## Dataset entries
====================

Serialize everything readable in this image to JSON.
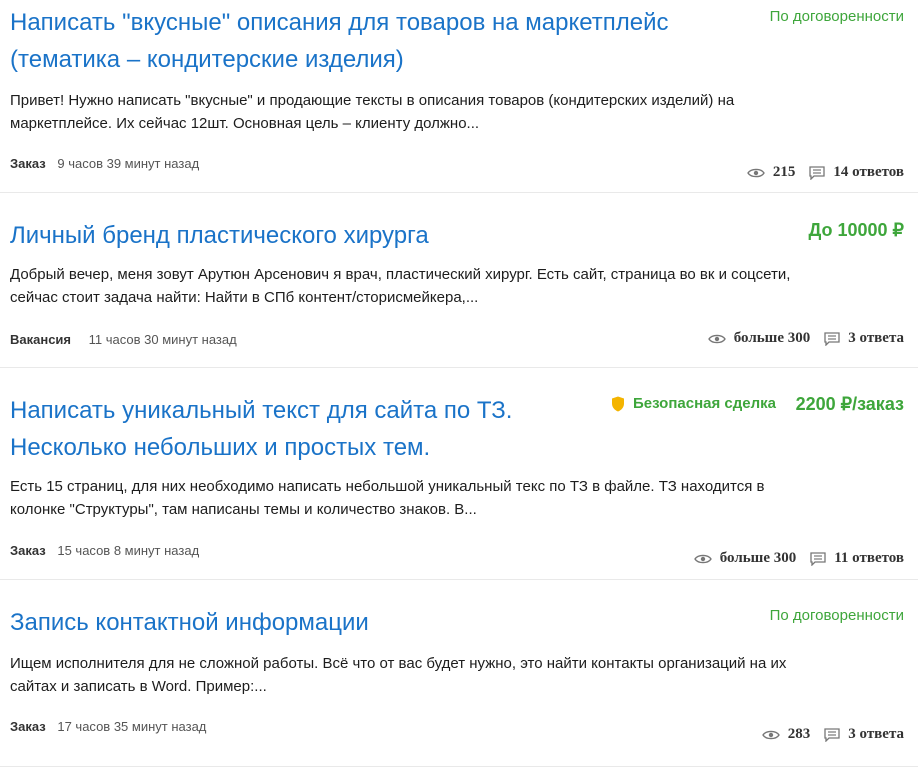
{
  "jobs": [
    {
      "title_line1": "Написать \"вкусные\" описания для товаров на маркетплейс",
      "title_line2": "(тематика – кондитерские изделия)",
      "price": "По договоренности",
      "description_line1": "Привет! Нужно написать \"вкусные\" и продающие тексты в описания товаров (кондитерских изделий) на",
      "description_line2": "маркетплейсе. Их сейчас 12шт. Основная цель – клиенту должно...",
      "type": "Заказ",
      "time": "9 часов 39 минут назад",
      "views": "215",
      "responses": "14 ответов"
    },
    {
      "title_line1": "Личный бренд пластического хирурга",
      "price": "До 10000 ₽",
      "description_line1": "Добрый вечер, меня зовут Арутюн Арсенович я врач, пластический хирург. Есть сайт, страница во вк и соцсети,",
      "description_line2": "сейчас стоит задача найти:  Найти в СПб контент/сторисмейкера,...",
      "type": "Вакансия",
      "time": "11 часов 30 минут назад",
      "views": "больше 300",
      "responses": "3 ответа"
    },
    {
      "title_line1": "Написать уникальный текст для сайта по ТЗ.",
      "title_line2": "Несколько небольших и простых тем.",
      "safe_deal": "Безопасная сделка",
      "price": "2200 ₽/заказ",
      "description_line1": "Есть 15 страниц, для них необходимо написать небольшой уникальный текс по ТЗ в файле. ТЗ находится в",
      "description_line2": "колонке \"Структуры\", там написаны темы и количество знаков. В...",
      "type": "Заказ",
      "time": "15 часов 8 минут назад",
      "views": "больше 300",
      "responses": "11 ответов"
    },
    {
      "title_line1": "Запись контактной информации",
      "price": "По договоренности",
      "description_line1": "Ищем исполнителя для не сложной работы. Всё что от вас будет нужно, это найти контакты организаций на их",
      "description_line2": "сайтах и записать в Word. Пример:...",
      "type": "Заказ",
      "time": "17 часов 35 минут назад",
      "views": "283",
      "responses": "3 ответа"
    }
  ],
  "icons": {
    "views": "eye-icon",
    "responses": "comment-icon",
    "safe_deal": "shield-icon"
  },
  "colors": {
    "link": "#1a73c8",
    "price": "#3ea63b",
    "shield": "#f4b400"
  }
}
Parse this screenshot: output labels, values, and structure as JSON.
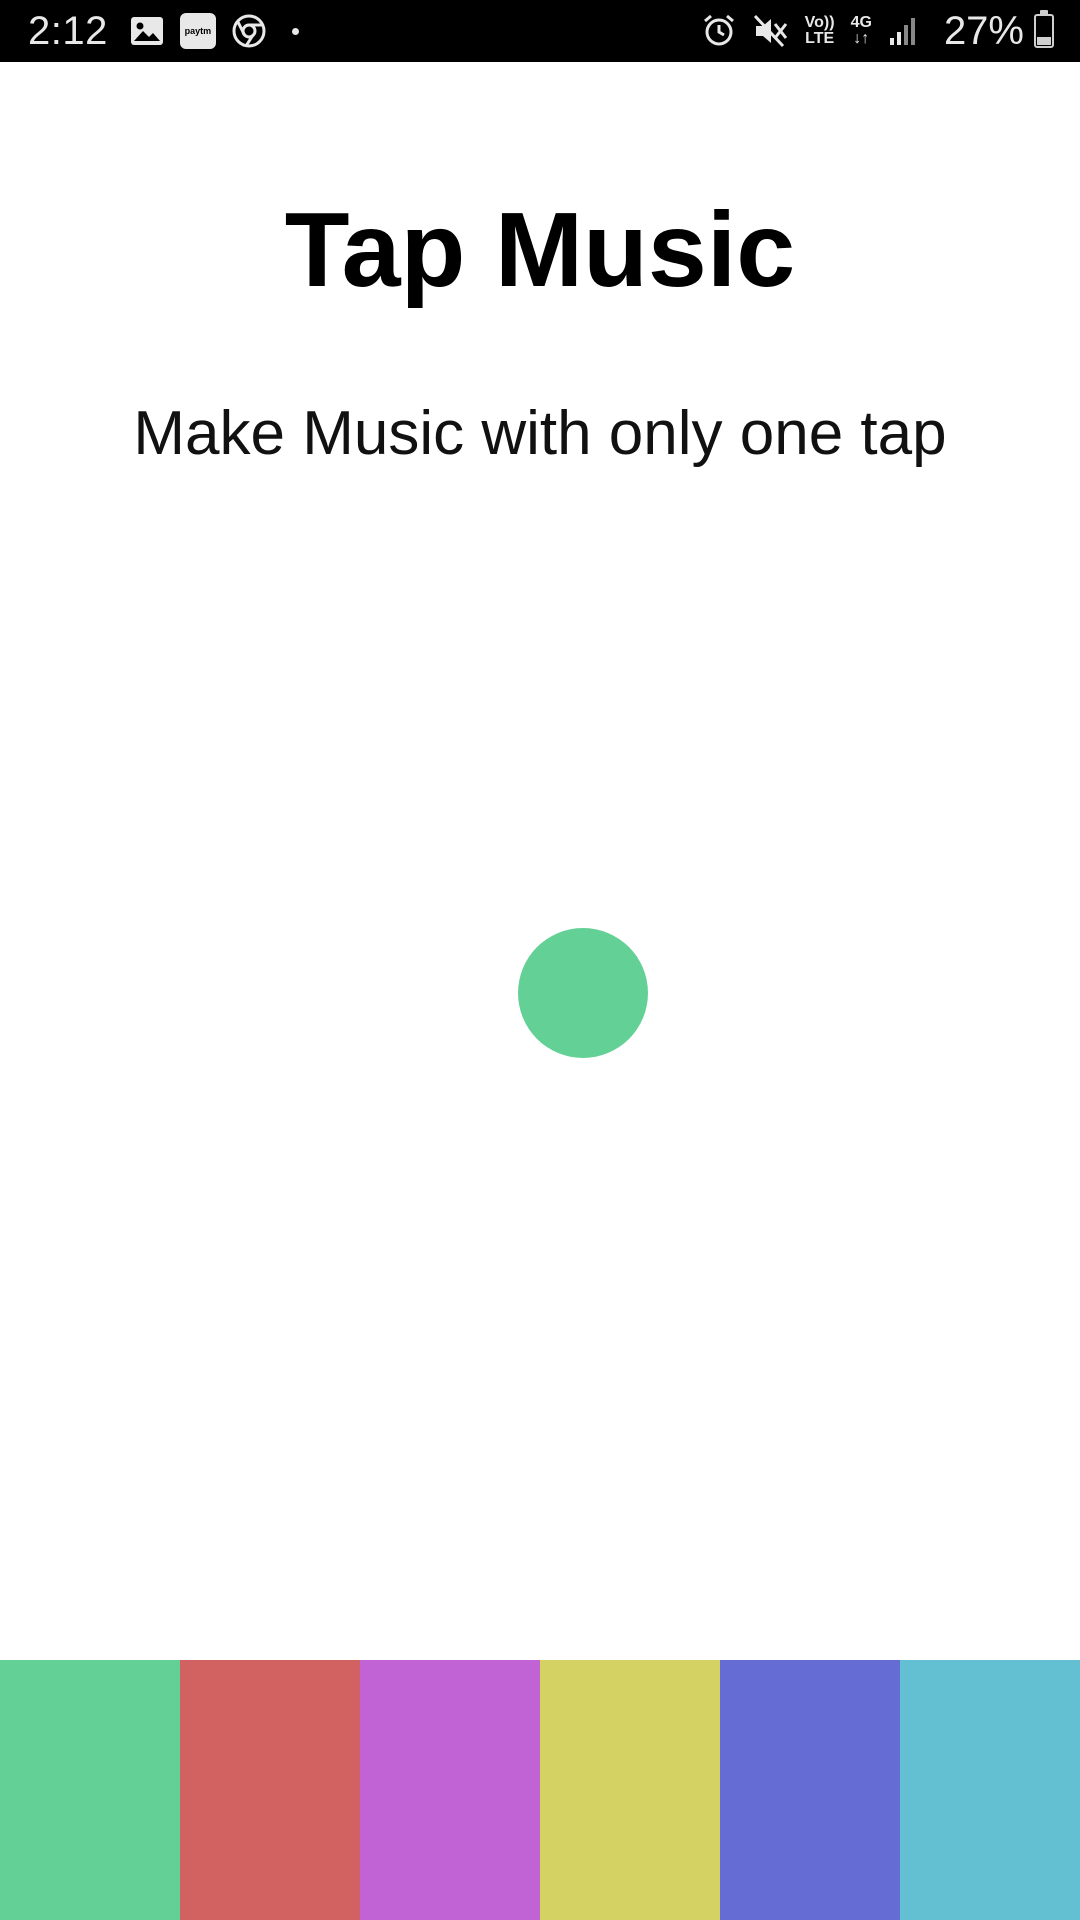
{
  "status_bar": {
    "time": "2:12",
    "icons": [
      "gallery-icon",
      "paytm-icon",
      "chrome-icon",
      "dot-icon",
      "alarm-icon",
      "mute-icon",
      "volte-icon",
      "network-4g-icon",
      "signal-icon",
      "battery-icon"
    ],
    "paytm_label": "paytm",
    "volte_top": "Vo))",
    "volte_bottom": "LTE",
    "network_label": "4G",
    "network_arrows": "↓↑",
    "battery_percent": "27%",
    "battery_level": 0.27
  },
  "main": {
    "title": "Tap Music",
    "subtitle": "Make Music with only one tap",
    "circle_color": "#63d195"
  },
  "pads": [
    {
      "color": "#63d195"
    },
    {
      "color": "#d26161"
    },
    {
      "color": "#c163d5"
    },
    {
      "color": "#d4d263"
    },
    {
      "color": "#656cd4"
    },
    {
      "color": "#63c0d2"
    }
  ]
}
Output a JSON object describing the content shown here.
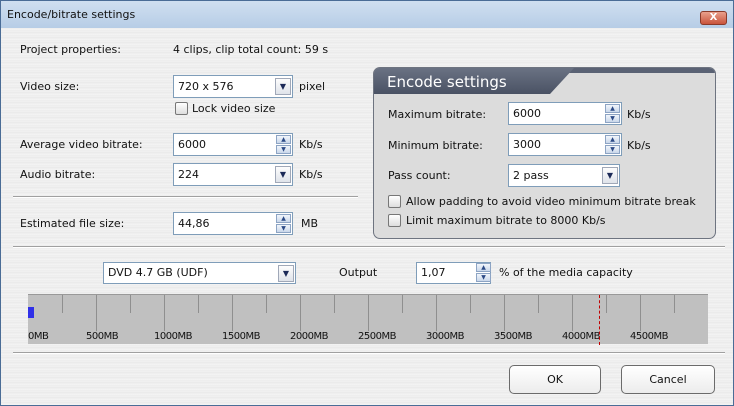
{
  "window": {
    "title": "Encode/bitrate settings",
    "close_label": "X"
  },
  "project": {
    "label": "Project properties:",
    "value": "4 clips,  clip total count: 59 s"
  },
  "video_size": {
    "label": "Video size:",
    "value": "720 x 576",
    "unit": "pixel"
  },
  "lock_video_size": {
    "label": "Lock video size",
    "checked": false
  },
  "avg_bitrate": {
    "label": "Average video bitrate:",
    "value": "6000",
    "unit": "Kb/s"
  },
  "audio_bitrate": {
    "label": "Audio bitrate:",
    "value": "224",
    "unit": "Kb/s"
  },
  "file_size": {
    "label": "Estimated file size:",
    "value": "44,86",
    "unit": "MB"
  },
  "encode": {
    "title": "Encode settings",
    "max_bitrate": {
      "label": "Maximum bitrate:",
      "value": "6000",
      "unit": "Kb/s"
    },
    "min_bitrate": {
      "label": "Minimum bitrate:",
      "value": "3000",
      "unit": "Kb/s"
    },
    "pass_count": {
      "label": "Pass count:",
      "value": "2 pass"
    },
    "allow_padding": {
      "label": "Allow padding to avoid video minimum bitrate break",
      "checked": false
    },
    "limit_max": {
      "label": "Limit maximum bitrate to 8000 Kb/s",
      "checked": false
    }
  },
  "media": {
    "value": "DVD 4.7 GB (UDF)",
    "output_label": "Output",
    "output_value": "1,07",
    "capacity_label": "% of the media capacity"
  },
  "gauge": {
    "max_mb": 5000,
    "used_mb": 44.86,
    "limit_mb": 4200,
    "tick_step_mb": 250,
    "labels": [
      "0MB",
      "500MB",
      "1000MB",
      "1500MB",
      "2000MB",
      "2500MB",
      "3000MB",
      "3500MB",
      "4000MB",
      "4500MB"
    ],
    "fill_color": "#3030e8",
    "limit_color": "#c00000"
  },
  "buttons": {
    "ok": "OK",
    "cancel": "Cancel"
  }
}
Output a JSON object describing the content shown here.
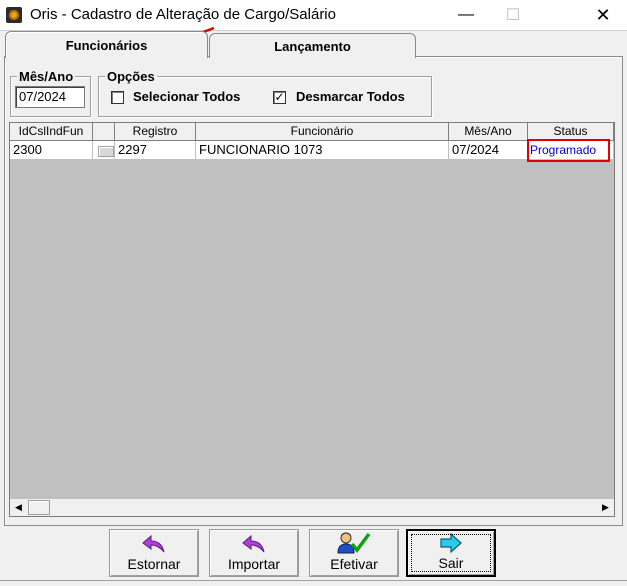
{
  "window": {
    "title": "Oris - Cadastro de Alteração de Cargo/Salário",
    "minimize_glyph": "—",
    "maximize_glyph": "☐",
    "close_glyph": "✕"
  },
  "tabs": [
    {
      "label": "Funcionários",
      "active": true
    },
    {
      "label": "Lançamento",
      "active": false
    }
  ],
  "mes_ano": {
    "legend": "Mês/Ano",
    "value": "07/2024"
  },
  "opcoes": {
    "legend": "Opções",
    "selecionar_todos": {
      "label": "Selecionar Todos",
      "checked": false
    },
    "desmarcar_todos": {
      "label": "Desmarcar Todos",
      "checked": true,
      "check_glyph": "✓"
    }
  },
  "grid": {
    "columns": [
      "IdCslIndFun",
      "",
      "Registro",
      "Funcionário",
      "Mês/Ano",
      "Status"
    ],
    "rows": [
      {
        "id": "2300",
        "registro": "2297",
        "funcionario": "FUNCIONARIO 1073",
        "mes_ano": "07/2024",
        "status": "Programado"
      }
    ],
    "status_color": "#0000d0",
    "highlight_color": "#e00000"
  },
  "scrollbar": {
    "left_glyph": "◀",
    "right_glyph": "▶"
  },
  "buttons": {
    "estornar": {
      "label": "Estornar",
      "icon": "purple-back-arrow-icon"
    },
    "importar": {
      "label": "Importar",
      "icon": "purple-back-arrow-icon"
    },
    "efetivar": {
      "label": "Efetivar",
      "icon": "person-checkmark-icon"
    },
    "sair": {
      "label": "Sair",
      "icon": "cyan-right-arrow-icon"
    }
  },
  "annotation": {
    "arrow_color": "#e00000"
  }
}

====================

## What this task involves
Restate the data above word for word. Do not include the images.

## Solution below
Serialize everything readable in this image to JSON.
{
  "jobs": [
    {
      "title_line1": "Написать \"вкусные\" описания для товаров на маркетплейс",
      "title_line2": "(тематика – кондитерские изделия)",
      "price": "По договоренности",
      "description_line1": "Привет! Нужно написать \"вкусные\" и продающие тексты в описания товаров (кондитерских изделий) на",
      "description_line2": "маркетплейсе. Их сейчас 12шт. Основная цель – клиенту должно...",
      "type": "Заказ",
      "time": "9 часов 39 минут назад",
      "views": "215",
      "responses": "14 ответов"
    },
    {
      "title_line1": "Личный бренд пластического хирурга",
      "price": "До 10000 ₽",
      "description_line1": "Добрый вечер, меня зовут Арутюн Арсенович я врач, пластический хирург. Есть сайт, страница во вк и соцсети,",
      "description_line2": "сейчас стоит задача найти:  Найти в СПб контент/сторисмейкера,...",
      "type": "Вакансия",
      "time": "11 часов 30 минут назад",
      "views": "больше 300",
      "responses": "3 ответа"
    },
    {
      "title_line1": "Написать уникальный текст для сайта по ТЗ.",
      "title_line2": "Несколько небольших и простых тем.",
      "safe_deal": "Безопасная сделка",
      "price": "2200 ₽/заказ",
      "description_line1": "Есть 15 страниц, для них необходимо написать небольшой уникальный текс по ТЗ в файле. ТЗ находится в",
      "description_line2": "колонке \"Структуры\", там написаны темы и количество знаков. В...",
      "type": "Заказ",
      "time": "15 часов 8 минут назад",
      "views": "больше 300",
      "responses": "11 ответов"
    },
    {
      "title_line1": "Запись контактной информации",
      "price": "По договоренности",
      "description_line1": "Ищем исполнителя для не сложной работы. Всё что от вас будет нужно, это найти контакты организаций на их",
      "description_line2": "сайтах и записать в Word. Пример:...",
      "type": "Заказ",
      "time": "17 часов 35 минут назад",
      "views": "283",
      "responses": "3 ответа"
    }
  ],
  "icons": {
    "views": "eye-icon",
    "responses": "comment-icon",
    "safe_deal": "shield-icon"
  },
  "colors": {
    "link": "#1a73c8",
    "price": "#3ea63b",
    "shield": "#f4b400"
  }
}
Parse this screenshot: output labels, values, and structure as JSON.
{
  "status_bar": {
    "time": "2:12",
    "icons": [
      "gallery-icon",
      "paytm-icon",
      "chrome-icon",
      "dot-icon",
      "alarm-icon",
      "mute-icon",
      "volte-icon",
      "network-4g-icon",
      "signal-icon",
      "battery-icon"
    ],
    "paytm_label": "paytm",
    "volte_top": "Vo))",
    "volte_bottom": "LTE",
    "network_label": "4G",
    "network_arrows": "↓↑",
    "battery_percent": "27%",
    "battery_level": 0.27
  },
  "main": {
    "title": "Tap Music",
    "subtitle": "Make Music with only one tap",
    "circle_color": "#63d195"
  },
  "pads": [
    {
      "color": "#63d195"
    },
    {
      "color": "#d26161"
    },
    {
      "color": "#c163d5"
    },
    {
      "color": "#d4d263"
    },
    {
      "color": "#656cd4"
    },
    {
      "color": "#63c0d2"
    }
  ]
}
Output a JSON object describing the content shown here.
{
  "window": {
    "title": "Encode/bitrate settings",
    "close_label": "X"
  },
  "project": {
    "label": "Project properties:",
    "value": "4 clips,  clip total count: 59 s"
  },
  "video_size": {
    "label": "Video size:",
    "value": "720 x 576",
    "unit": "pixel"
  },
  "lock_video_size": {
    "label": "Lock video size",
    "checked": false
  },
  "avg_bitrate": {
    "label": "Average video bitrate:",
    "value": "6000",
    "unit": "Kb/s"
  },
  "audio_bitrate": {
    "label": "Audio bitrate:",
    "value": "224",
    "unit": "Kb/s"
  },
  "file_size": {
    "label": "Estimated file size:",
    "value": "44,86",
    "unit": "MB"
  },
  "encode": {
    "title": "Encode settings",
    "max_bitrate": {
      "label": "Maximum bitrate:",
      "value": "6000",
      "unit": "Kb/s"
    },
    "min_bitrate": {
      "label": "Minimum bitrate:",
      "value": "3000",
      "unit": "Kb/s"
    },
    "pass_count": {
      "label": "Pass count:",
      "value": "2 pass"
    },
    "allow_padding": {
      "label": "Allow padding to avoid video minimum bitrate break",
      "checked": false
    },
    "limit_max": {
      "label": "Limit maximum bitrate to 8000 Kb/s",
      "checked": false
    }
  },
  "media": {
    "value": "DVD 4.7 GB (UDF)",
    "output_label": "Output",
    "output_value": "1,07",
    "capacity_label": "% of the media capacity"
  },
  "gauge": {
    "max_mb": 5000,
    "used_mb": 44.86,
    "limit_mb": 4200,
    "tick_step_mb": 250,
    "labels": [
      "0MB",
      "500MB",
      "1000MB",
      "1500MB",
      "2000MB",
      "2500MB",
      "3000MB",
      "3500MB",
      "4000MB",
      "4500MB"
    ],
    "fill_color": "#3030e8",
    "limit_color": "#c00000"
  },
  "buttons": {
    "ok": "OK",
    "cancel": "Cancel"
  }
}
Output a JSON object describing the content shown here.
{
  "window": {
    "title": "Oris - Cadastro de Alteração de Cargo/Salário",
    "minimize_glyph": "—",
    "maximize_glyph": "☐",
    "close_glyph": "✕"
  },
  "tabs": [
    {
      "label": "Funcionários",
      "active": true
    },
    {
      "label": "Lançamento",
      "active": false
    }
  ],
  "mes_ano": {
    "legend": "Mês/Ano",
    "value": "07/2024"
  },
  "opcoes": {
    "legend": "Opções",
    "selecionar_todos": {
      "label": "Selecionar Todos",
      "checked": false
    },
    "desmarcar_todos": {
      "label": "Desmarcar Todos",
      "checked": true,
      "check_glyph": "✓"
    }
  },
  "grid": {
    "columns": [
      "IdCslIndFun",
      "",
      "Registro",
      "Funcionário",
      "Mês/Ano",
      "Status"
    ],
    "rows": [
      {
        "id": "2300",
        "registro": "2297",
        "funcionario": "FUNCIONARIO 1073",
        "mes_ano": "07/2024",
        "status": "Programado"
      }
    ],
    "status_color": "#0000d0",
    "highlight_color": "#e00000"
  },
  "scrollbar": {
    "left_glyph": "◀",
    "right_glyph": "▶"
  },
  "buttons": {
    "estornar": {
      "label": "Estornar",
      "icon": "purple-back-arrow-icon"
    },
    "importar": {
      "label": "Importar",
      "icon": "purple-back-arrow-icon"
    },
    "efetivar": {
      "label": "Efetivar",
      "icon": "person-checkmark-icon"
    },
    "sair": {
      "label": "Sair",
      "icon": "cyan-right-arrow-icon"
    }
  },
  "annotation": {
    "arrow_color": "#e00000"
  }
}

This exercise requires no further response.